**Directive**
Write out each line exactly as given. Leave the pictures out of your copy.

**Materials provided**
——————

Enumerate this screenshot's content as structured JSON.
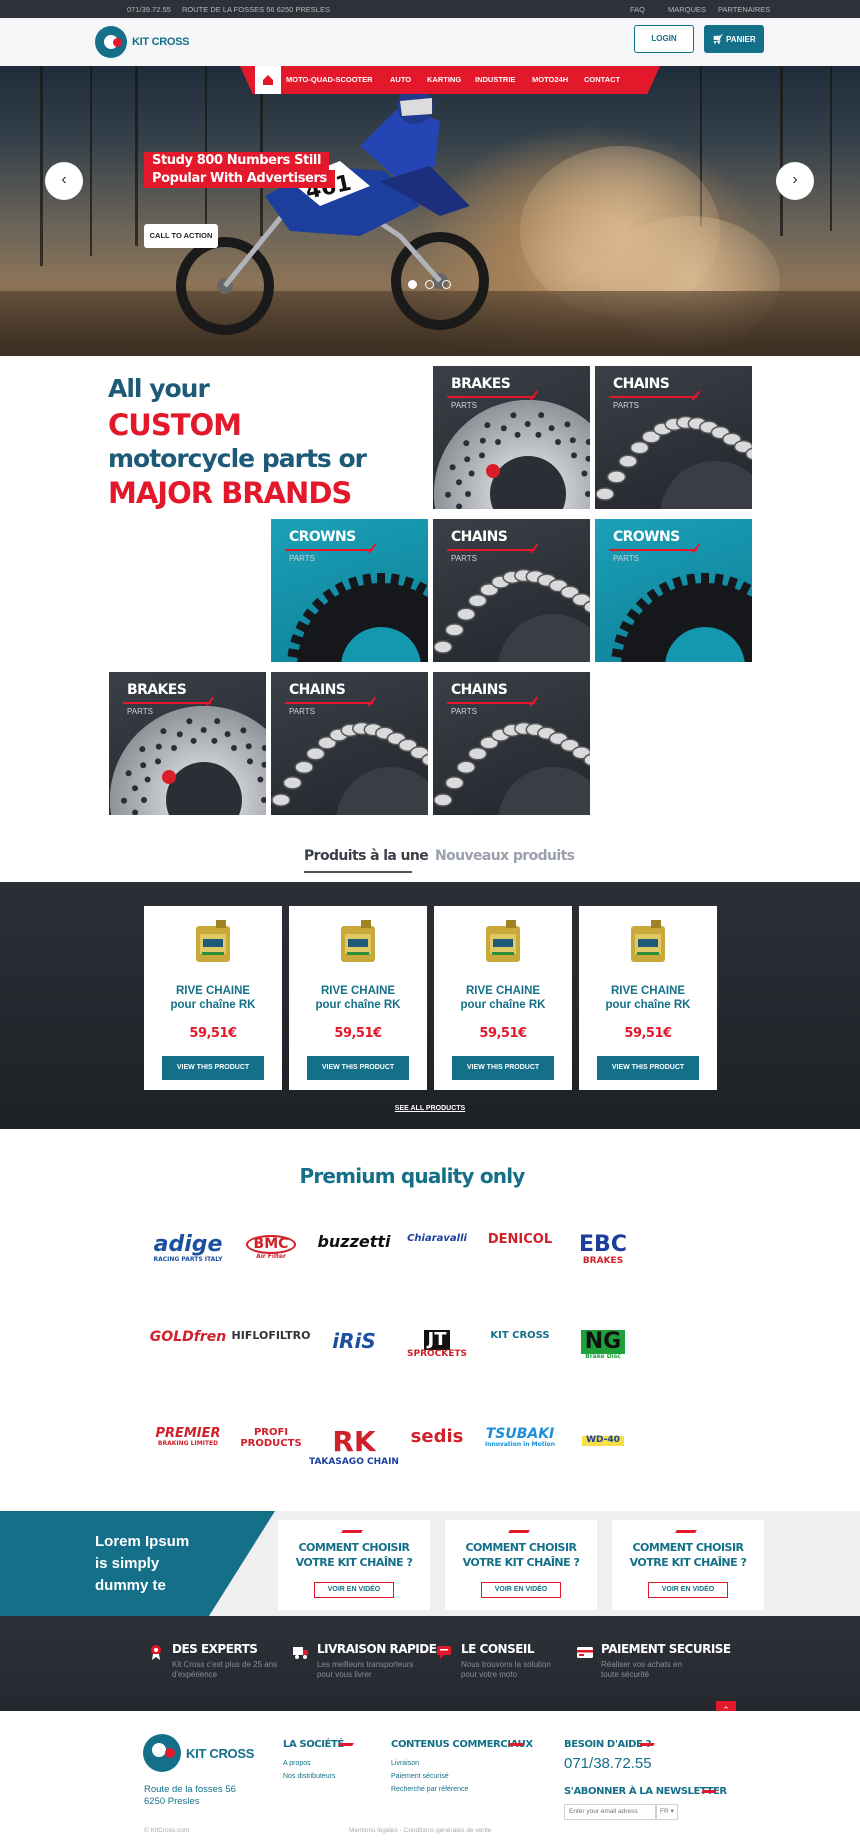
{
  "topbar": {
    "phone": "071/39.72.55",
    "address": "ROUTE DE LA FOSSES 56 6250 PRESLES",
    "links": [
      "FAQ",
      "MARQUES",
      "PARTENAIRES"
    ]
  },
  "header": {
    "logo_text": "KIT CROSS",
    "login_label": "LOGIN",
    "cart_label": "PANIER"
  },
  "nav": {
    "items": [
      "MOTO-QUAD-SCOOTER",
      "AUTO",
      "KARTING",
      "INDUSTRIE",
      "MOTO24H",
      "CONTACT"
    ]
  },
  "hero": {
    "title_line1": "Study 800 Numbers Still",
    "title_line2": "Popular With Advertisers",
    "cta_label": "CALL TO ACTION",
    "slides": 3,
    "active_slide": 1,
    "rider_number": "461"
  },
  "headline": {
    "line1": "All your",
    "line2": "CUSTOM",
    "line3": "motorcycle parts or",
    "line4": "MAJOR BRANDS"
  },
  "tiles": [
    {
      "title": "BRAKES",
      "sub": "PARTS",
      "kind": "brake",
      "color": "dark"
    },
    {
      "title": "CHAINS",
      "sub": "PARTS",
      "kind": "chain",
      "color": "dark"
    },
    {
      "title": "CROWNS",
      "sub": "PARTS",
      "kind": "crown",
      "color": "teal"
    },
    {
      "title": "CHAINS",
      "sub": "PARTS",
      "kind": "chain",
      "color": "dark"
    },
    {
      "title": "CROWNS",
      "sub": "PARTS",
      "kind": "crown",
      "color": "teal"
    },
    {
      "title": "BRAKES",
      "sub": "PARTS",
      "kind": "brake",
      "color": "dark"
    },
    {
      "title": "CHAINS",
      "sub": "PARTS",
      "kind": "chain",
      "color": "dark"
    },
    {
      "title": "CHAINS",
      "sub": "PARTS",
      "kind": "chain",
      "color": "dark"
    }
  ],
  "tabs": {
    "featured": "Produits à la une",
    "new": "Nouveaux produits"
  },
  "products": {
    "items": [
      {
        "name1": "RIVE CHAINE",
        "name2": "pour chaîne RK",
        "price": "59,51€",
        "button": "VIEW THIS PRODUCT"
      },
      {
        "name1": "RIVE CHAINE",
        "name2": "pour chaîne RK",
        "price": "59,51€",
        "button": "VIEW THIS PRODUCT"
      },
      {
        "name1": "RIVE CHAINE",
        "name2": "pour chaîne RK",
        "price": "59,51€",
        "button": "VIEW THIS PRODUCT"
      },
      {
        "name1": "RIVE CHAINE",
        "name2": "pour chaîne RK",
        "price": "59,51€",
        "button": "VIEW THIS PRODUCT"
      }
    ],
    "see_all": "SEE ALL PRODUCTS"
  },
  "brands": {
    "title": "Premium quality only",
    "items": [
      {
        "name": "adige",
        "sub": "RACING PARTS ITALY"
      },
      {
        "name": "BMC",
        "sub": "Air Filter"
      },
      {
        "name": "buzzetti",
        "sub": ""
      },
      {
        "name": "Chiaravalli",
        "sub": ""
      },
      {
        "name": "DENICOL",
        "sub": ""
      },
      {
        "name": "EBC",
        "sub": "BRAKES"
      },
      {
        "name": "GOLDfren",
        "sub": ""
      },
      {
        "name": "HIFLOFILTRO",
        "sub": ""
      },
      {
        "name": "iRiS",
        "sub": ""
      },
      {
        "name": "JT",
        "sub": "SPROCKETS"
      },
      {
        "name": "KIT CROSS",
        "sub": ""
      },
      {
        "name": "NG",
        "sub": "Brake Disc"
      },
      {
        "name": "PREMIER",
        "sub": "BRAKING LIMITED"
      },
      {
        "name": "PROFI PRODUCTS",
        "sub": ""
      },
      {
        "name": "RK",
        "sub": "TAKASAGO CHAIN"
      },
      {
        "name": "sedis",
        "sub": ""
      },
      {
        "name": "TSUBAKI",
        "sub": "Innovation in Motion"
      },
      {
        "name": "WD-40",
        "sub": ""
      }
    ]
  },
  "promo": {
    "text_line1": "Lorem Ipsum",
    "text_line2": "is simply",
    "text_line3": "dummy te",
    "cards": [
      {
        "line1": "COMMENT CHOISIR",
        "line2": "VOTRE KIT CHAÎNE ?",
        "button": "VOIR EN VIDÉO"
      },
      {
        "line1": "COMMENT CHOISIR",
        "line2": "VOTRE KIT CHAÎNE ?",
        "button": "VOIR EN VIDÉO"
      },
      {
        "line1": "COMMENT CHOISIR",
        "line2": "VOTRE KIT CHAÎNE ?",
        "button": "VOIR EN VIDÉO"
      }
    ]
  },
  "features": [
    {
      "title": "DES EXPERTS",
      "desc1": "Kit Cross c'est plus de 25 ans",
      "desc2": "d'expérience",
      "icon": "award-icon"
    },
    {
      "title": "LIVRAISON RAPIDE",
      "desc1": "Les meilleurs transporteurs",
      "desc2": "pour vous livrer",
      "icon": "truck-icon"
    },
    {
      "title": "LE CONSEIL",
      "desc1": "Nous trouvons la solution",
      "desc2": "pour votre moto",
      "icon": "chat-icon"
    },
    {
      "title": "PAIEMENT SECURISE",
      "desc1": "Réaliser vos achats en",
      "desc2": "toute sécurité",
      "icon": "card-icon"
    }
  ],
  "footer": {
    "logo_text": "KIT CROSS",
    "address1": "Route de la fosses 56",
    "address2": "6250 Presles",
    "col1_title": "LA SOCIÉTÉ",
    "col1_links": [
      "A propos",
      "Nos distributeurs"
    ],
    "col2_title": "CONTENUS COMMERCIAUX",
    "col2_links": [
      "Livraison",
      "Paiement sécurisé",
      "Recherche par référence"
    ],
    "help_title": "BESOIN D'AIDE ?",
    "help_phone": "071/38.72.55",
    "newsletter_title": "S'ABONNER À LA NEWSLETTER",
    "newsletter_placeholder": "Enter your email adress",
    "lang": "FR",
    "copyright": "© KitCross.com",
    "legal": "Mentions légales - Conditions générales de vente"
  },
  "colors": {
    "teal": "#147089",
    "red": "#e3182a",
    "dark": "#2e3138"
  }
}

——————

**Finished exercise**
Enumerate this screenshot's content as structured JSON.
{
  "topbar": {
    "phone": "071/39.72.55",
    "address": "ROUTE DE LA FOSSES 56 6250 PRESLES",
    "links": [
      "FAQ",
      "MARQUES",
      "PARTENAIRES"
    ]
  },
  "header": {
    "logo_text": "KIT CROSS",
    "login_label": "LOGIN",
    "cart_label": "PANIER"
  },
  "nav": {
    "items": [
      "MOTO-QUAD-SCOOTER",
      "AUTO",
      "KARTING",
      "INDUSTRIE",
      "MOTO24H",
      "CONTACT"
    ]
  },
  "hero": {
    "title_line1": "Study 800 Numbers Still",
    "title_line2": "Popular With Advertisers",
    "cta_label": "CALL TO ACTION",
    "slides": 3,
    "active_slide": 1,
    "rider_number": "461"
  },
  "headline": {
    "line1": "All your",
    "line2": "CUSTOM",
    "line3": "motorcycle parts or",
    "line4": "MAJOR BRANDS"
  },
  "tiles": [
    {
      "title": "BRAKES",
      "sub": "PARTS",
      "kind": "brake",
      "color": "dark"
    },
    {
      "title": "CHAINS",
      "sub": "PARTS",
      "kind": "chain",
      "color": "dark"
    },
    {
      "title": "CROWNS",
      "sub": "PARTS",
      "kind": "crown",
      "color": "teal"
    },
    {
      "title": "CHAINS",
      "sub": "PARTS",
      "kind": "chain",
      "color": "dark"
    },
    {
      "title": "CROWNS",
      "sub": "PARTS",
      "kind": "crown",
      "color": "teal"
    },
    {
      "title": "BRAKES",
      "sub": "PARTS",
      "kind": "brake",
      "color": "dark"
    },
    {
      "title": "CHAINS",
      "sub": "PARTS",
      "kind": "chain",
      "color": "dark"
    },
    {
      "title": "CHAINS",
      "sub": "PARTS",
      "kind": "chain",
      "color": "dark"
    }
  ],
  "tabs": {
    "featured": "Produits à la une",
    "new": "Nouveaux produits"
  },
  "products": {
    "items": [
      {
        "name1": "RIVE CHAINE",
        "name2": "pour chaîne RK",
        "price": "59,51€",
        "button": "VIEW THIS PRODUCT"
      },
      {
        "name1": "RIVE CHAINE",
        "name2": "pour chaîne RK",
        "price": "59,51€",
        "button": "VIEW THIS PRODUCT"
      },
      {
        "name1": "RIVE CHAINE",
        "name2": "pour chaîne RK",
        "price": "59,51€",
        "button": "VIEW THIS PRODUCT"
      },
      {
        "name1": "RIVE CHAINE",
        "name2": "pour chaîne RK",
        "price": "59,51€",
        "button": "VIEW THIS PRODUCT"
      }
    ],
    "see_all": "SEE ALL PRODUCTS"
  },
  "brands": {
    "title": "Premium quality only",
    "items": [
      {
        "name": "adige",
        "sub": "RACING PARTS ITALY"
      },
      {
        "name": "BMC",
        "sub": "Air Filter"
      },
      {
        "name": "buzzetti",
        "sub": ""
      },
      {
        "name": "Chiaravalli",
        "sub": ""
      },
      {
        "name": "DENICOL",
        "sub": ""
      },
      {
        "name": "EBC",
        "sub": "BRAKES"
      },
      {
        "name": "GOLDfren",
        "sub": ""
      },
      {
        "name": "HIFLOFILTRO",
        "sub": ""
      },
      {
        "name": "iRiS",
        "sub": ""
      },
      {
        "name": "JT",
        "sub": "SPROCKETS"
      },
      {
        "name": "KIT CROSS",
        "sub": ""
      },
      {
        "name": "NG",
        "sub": "Brake Disc"
      },
      {
        "name": "PREMIER",
        "sub": "BRAKING LIMITED"
      },
      {
        "name": "PROFI PRODUCTS",
        "sub": ""
      },
      {
        "name": "RK",
        "sub": "TAKASAGO CHAIN"
      },
      {
        "name": "sedis",
        "sub": ""
      },
      {
        "name": "TSUBAKI",
        "sub": "Innovation in Motion"
      },
      {
        "name": "WD-40",
        "sub": ""
      }
    ]
  },
  "promo": {
    "text_line1": "Lorem Ipsum",
    "text_line2": "is simply",
    "text_line3": "dummy te",
    "cards": [
      {
        "line1": "COMMENT CHOISIR",
        "line2": "VOTRE KIT CHAÎNE ?",
        "button": "VOIR EN VIDÉO"
      },
      {
        "line1": "COMMENT CHOISIR",
        "line2": "VOTRE KIT CHAÎNE ?",
        "button": "VOIR EN VIDÉO"
      },
      {
        "line1": "COMMENT CHOISIR",
        "line2": "VOTRE KIT CHAÎNE ?",
        "button": "VOIR EN VIDÉO"
      }
    ]
  },
  "features": [
    {
      "title": "DES EXPERTS",
      "desc1": "Kit Cross c'est plus de 25 ans",
      "desc2": "d'expérience",
      "icon": "award-icon"
    },
    {
      "title": "LIVRAISON RAPIDE",
      "desc1": "Les meilleurs transporteurs",
      "desc2": "pour vous livrer",
      "icon": "truck-icon"
    },
    {
      "title": "LE CONSEIL",
      "desc1": "Nous trouvons la solution",
      "desc2": "pour votre moto",
      "icon": "chat-icon"
    },
    {
      "title": "PAIEMENT SECURISE",
      "desc1": "Réaliser vos achats en",
      "desc2": "toute sécurité",
      "icon": "card-icon"
    }
  ],
  "footer": {
    "logo_text": "KIT CROSS",
    "address1": "Route de la fosses 56",
    "address2": "6250 Presles",
    "col1_title": "LA SOCIÉTÉ",
    "col1_links": [
      "A propos",
      "Nos distributeurs"
    ],
    "col2_title": "CONTENUS COMMERCIAUX",
    "col2_links": [
      "Livraison",
      "Paiement sécurisé",
      "Recherche par référence"
    ],
    "help_title": "BESOIN D'AIDE ?",
    "help_phone": "071/38.72.55",
    "newsletter_title": "S'ABONNER À LA NEWSLETTER",
    "newsletter_placeholder": "Enter your email adress",
    "lang": "FR",
    "copyright": "© KitCross.com",
    "legal": "Mentions légales - Conditions générales de vente"
  },
  "colors": {
    "teal": "#147089",
    "red": "#e3182a",
    "dark": "#2e3138"
  }
}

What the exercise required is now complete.